— WHAT NEEDS TO BE DONE —
From the material below, list every line containing "this".
— Start of INPUT DATA —
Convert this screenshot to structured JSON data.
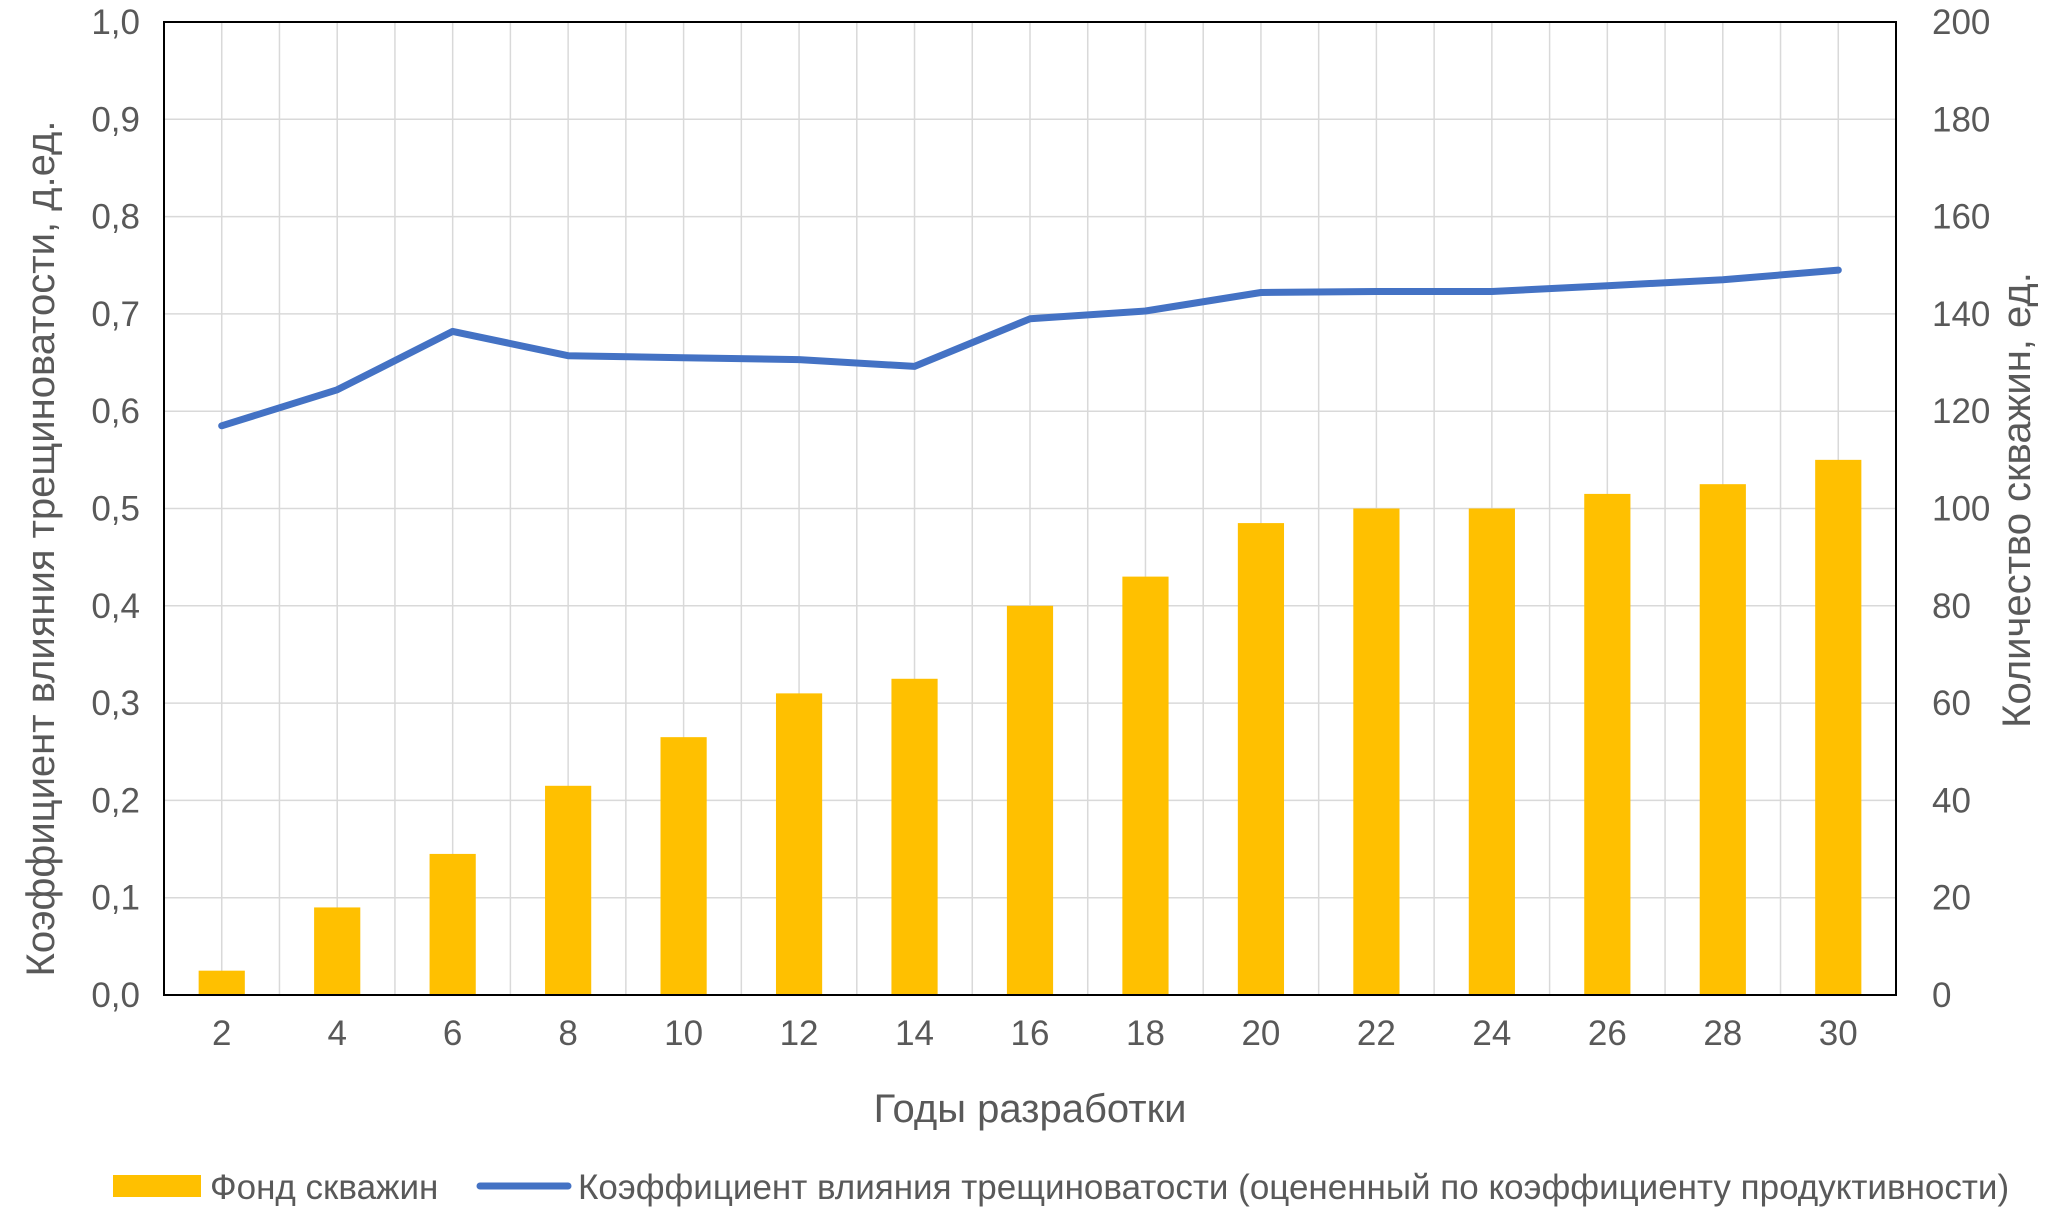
{
  "chart_data": {
    "type": "bar",
    "categories": [
      "2",
      "4",
      "6",
      "8",
      "10",
      "12",
      "14",
      "16",
      "18",
      "20",
      "22",
      "24",
      "26",
      "28",
      "30"
    ],
    "series": [
      {
        "name": "Фонд скважин",
        "kind": "bar",
        "axis": "right",
        "color": "#FFC000",
        "values": [
          5,
          18,
          29,
          43,
          53,
          62,
          65,
          80,
          86,
          97,
          100,
          100,
          103,
          105,
          110
        ]
      },
      {
        "name": "Коэффициент влияния трещиноватости (оцененный по коэффициенту продуктивности)",
        "kind": "line",
        "axis": "left",
        "color": "#4472C4",
        "values": [
          0.585,
          0.622,
          0.682,
          0.657,
          0.655,
          0.653,
          0.646,
          0.695,
          0.703,
          0.722,
          0.723,
          0.723,
          0.729,
          0.735,
          0.745
        ]
      }
    ],
    "xlabel": "Годы разработки",
    "ylabel": "Коэффициент влияния трещиноватости, д.ед.",
    "y2label": "Количество скважин, ед.",
    "ylim": [
      0,
      1
    ],
    "y2lim": [
      0,
      200
    ],
    "yticks": [
      "0,0",
      "0,1",
      "0,2",
      "0,3",
      "0,4",
      "0,5",
      "0,6",
      "0,7",
      "0,8",
      "0,9",
      "1,0"
    ],
    "y2ticks": [
      "0",
      "20",
      "40",
      "60",
      "80",
      "100",
      "120",
      "140",
      "160",
      "180",
      "200"
    ],
    "grid": "vertical",
    "legend": "bottom"
  }
}
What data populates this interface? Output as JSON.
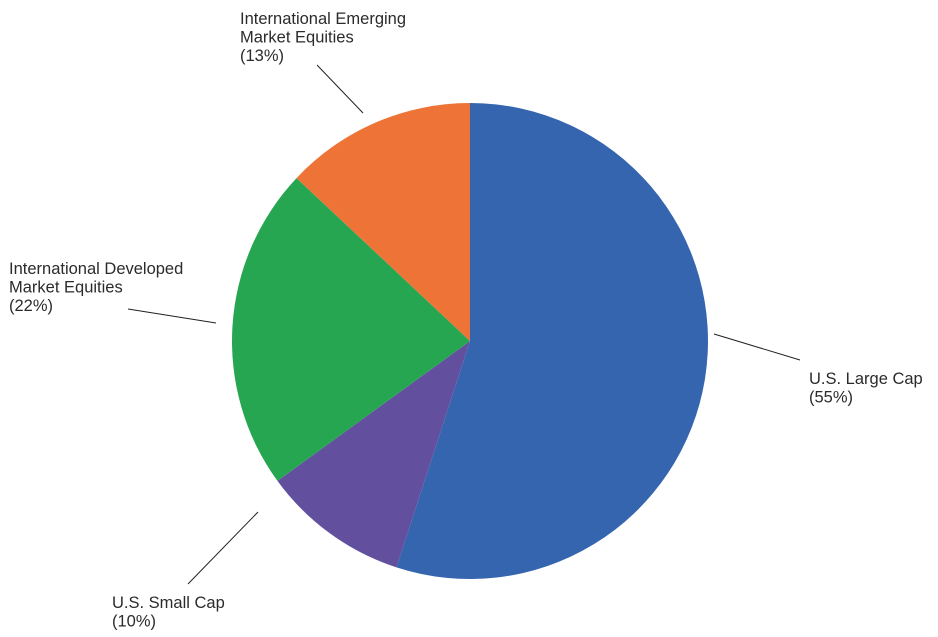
— End of INPUT DATA —
— EXERCISE OUTPUT —
Convert this screenshot to structured JSON data.
What data populates this interface? Output as JSON.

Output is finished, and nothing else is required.